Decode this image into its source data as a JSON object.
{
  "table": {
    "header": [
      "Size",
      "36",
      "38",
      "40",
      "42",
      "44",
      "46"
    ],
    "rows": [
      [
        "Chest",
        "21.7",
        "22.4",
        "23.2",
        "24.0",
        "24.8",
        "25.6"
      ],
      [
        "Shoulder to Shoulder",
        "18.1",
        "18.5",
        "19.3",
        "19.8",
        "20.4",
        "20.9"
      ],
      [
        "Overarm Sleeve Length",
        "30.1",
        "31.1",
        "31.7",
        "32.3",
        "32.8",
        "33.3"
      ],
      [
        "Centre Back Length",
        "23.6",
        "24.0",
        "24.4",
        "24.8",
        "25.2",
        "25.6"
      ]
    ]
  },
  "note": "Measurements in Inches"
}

- - - - -

• Exercise requirements: Every record above must be duplicated exactly.

• Output for this task:
Decode this image into its source data as a JSON object.
{
  "table": {
    "header": [
      "Size",
      "36",
      "38",
      "40",
      "42",
      "44",
      "46"
    ],
    "rows": [
      [
        "Chest",
        "21.7",
        "22.4",
        "23.2",
        "24.0",
        "24.8",
        "25.6"
      ],
      [
        "Shoulder to Shoulder",
        "18.1",
        "18.5",
        "19.3",
        "19.8",
        "20.4",
        "20.9"
      ],
      [
        "Overarm Sleeve Length",
        "30.1",
        "31.1",
        "31.7",
        "32.3",
        "32.8",
        "33.3"
      ],
      [
        "Centre Back Length",
        "23.6",
        "24.0",
        "24.4",
        "24.8",
        "25.2",
        "25.6"
      ]
    ]
  },
  "note": "Measurements in Inches"
}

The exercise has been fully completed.